* Data listing
■ ■ ■ ■ ■ ■ ■

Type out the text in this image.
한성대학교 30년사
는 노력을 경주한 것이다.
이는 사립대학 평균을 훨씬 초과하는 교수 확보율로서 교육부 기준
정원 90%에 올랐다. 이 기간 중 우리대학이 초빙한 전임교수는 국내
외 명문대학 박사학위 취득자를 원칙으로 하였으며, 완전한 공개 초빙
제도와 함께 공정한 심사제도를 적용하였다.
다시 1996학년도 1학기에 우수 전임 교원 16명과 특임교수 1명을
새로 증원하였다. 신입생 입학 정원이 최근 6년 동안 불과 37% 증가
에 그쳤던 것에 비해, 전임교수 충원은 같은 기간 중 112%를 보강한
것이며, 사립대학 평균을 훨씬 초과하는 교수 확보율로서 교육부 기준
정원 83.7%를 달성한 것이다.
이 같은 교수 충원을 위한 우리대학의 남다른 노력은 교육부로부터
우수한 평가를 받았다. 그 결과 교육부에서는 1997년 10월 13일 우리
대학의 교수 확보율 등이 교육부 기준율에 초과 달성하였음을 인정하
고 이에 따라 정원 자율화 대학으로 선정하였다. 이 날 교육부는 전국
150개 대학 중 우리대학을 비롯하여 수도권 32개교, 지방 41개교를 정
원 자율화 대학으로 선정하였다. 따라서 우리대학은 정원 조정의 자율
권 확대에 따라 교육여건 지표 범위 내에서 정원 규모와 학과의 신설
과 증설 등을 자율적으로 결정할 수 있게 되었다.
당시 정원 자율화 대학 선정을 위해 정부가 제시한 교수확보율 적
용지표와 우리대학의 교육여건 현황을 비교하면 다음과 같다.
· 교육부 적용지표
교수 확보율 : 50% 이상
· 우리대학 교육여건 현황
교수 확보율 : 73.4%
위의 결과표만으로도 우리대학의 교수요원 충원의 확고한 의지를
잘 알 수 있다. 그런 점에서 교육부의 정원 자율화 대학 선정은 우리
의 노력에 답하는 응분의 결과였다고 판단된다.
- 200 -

■ ■ ■ ■ ■ ■ ■

* Do this
Every line holding "사립대학" should be copied out.

* Answer to this task
이는 사립대학 평균을 훨씬 초과하는 교수 확보율로서 교육부 기준
것이며, 사립대학 평균을 훨씬 초과하는 교수 확보율로서 교육부 기준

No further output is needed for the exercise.